_Written instruction_. Your task is to retype each line of the data below exactly.

_Material provided_.

== == ==

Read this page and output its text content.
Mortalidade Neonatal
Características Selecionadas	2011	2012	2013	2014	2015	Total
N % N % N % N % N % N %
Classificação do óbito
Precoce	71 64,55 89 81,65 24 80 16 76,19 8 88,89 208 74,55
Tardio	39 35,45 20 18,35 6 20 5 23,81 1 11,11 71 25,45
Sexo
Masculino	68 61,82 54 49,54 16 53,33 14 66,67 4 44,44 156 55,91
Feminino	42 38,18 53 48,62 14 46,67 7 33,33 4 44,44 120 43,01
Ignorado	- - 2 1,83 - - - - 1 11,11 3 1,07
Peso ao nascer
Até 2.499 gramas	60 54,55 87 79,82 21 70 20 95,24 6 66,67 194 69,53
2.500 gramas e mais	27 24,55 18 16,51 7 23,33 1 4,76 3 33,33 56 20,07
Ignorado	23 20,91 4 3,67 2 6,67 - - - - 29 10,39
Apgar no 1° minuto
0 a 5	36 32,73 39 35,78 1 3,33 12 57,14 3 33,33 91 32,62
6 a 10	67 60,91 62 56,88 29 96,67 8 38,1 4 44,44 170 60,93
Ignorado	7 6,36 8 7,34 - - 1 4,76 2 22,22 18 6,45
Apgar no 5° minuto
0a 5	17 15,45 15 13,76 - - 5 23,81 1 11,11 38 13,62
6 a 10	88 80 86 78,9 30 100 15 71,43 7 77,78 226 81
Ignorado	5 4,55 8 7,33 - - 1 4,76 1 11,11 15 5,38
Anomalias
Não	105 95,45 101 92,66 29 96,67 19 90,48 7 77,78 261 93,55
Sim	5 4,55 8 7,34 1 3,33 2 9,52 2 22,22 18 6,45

== == ==

_Answer below_.
Read this page and output its text content.
Mortalidade Neonatal
Características Selecionadas	2011	2012	2013	2014	2015	Total
N % N % N % N % N % N %
Classificação do óbito
Precoce	71 64,55 89 81,65 24 80 16 76,19 8 88,89 208 74,55
Tardio	39 35,45 20 18,35 6 20 5 23,81 1 11,11 71 25,45
Sexo
Masculino	68 61,82 54 49,54 16 53,33 14 66,67 4 44,44 156 55,91
Feminino	42 38,18 53 48,62 14 46,67 7 33,33 4 44,44 120 43,01
Ignorado	- - 2 1,83 - - - - 1 11,11 3 1,07
Peso ao nascer
Até 2.499 gramas	60 54,55 87 79,82 21 70 20 95,24 6 66,67 194 69,53
2.500 gramas e mais	27 24,55 18 16,51 7 23,33 1 4,76 3 33,33 56 20,07
Ignorado	23 20,91 4 3,67 2 6,67 - - - - 29 10,39
Apgar no 1° minuto
0 a 5	36 32,73 39 35,78 1 3,33 12 57,14 3 33,33 91 32,62
6 a 10	67 60,91 62 56,88 29 96,67 8 38,1 4 44,44 170 60,93
Ignorado	7 6,36 8 7,34 - - 1 4,76 2 22,22 18 6,45
Apgar no 5° minuto
0a 5	17 15,45 15 13,76 - - 5 23,81 1 11,11 38 13,62
6 a 10	88 80 86 78,9 30 100 15 71,43 7 77,78 226 81
Ignorado	5 4,55 8 7,33 - - 1 4,76 1 11,11 15 5,38
Anomalias
Não	105 95,45 101 92,66 29 96,67 19 90,48 7 77,78 261 93,55
Sim	5 4,55 8 7,34 1 3,33 2 9,52 2 22,22 18 6,45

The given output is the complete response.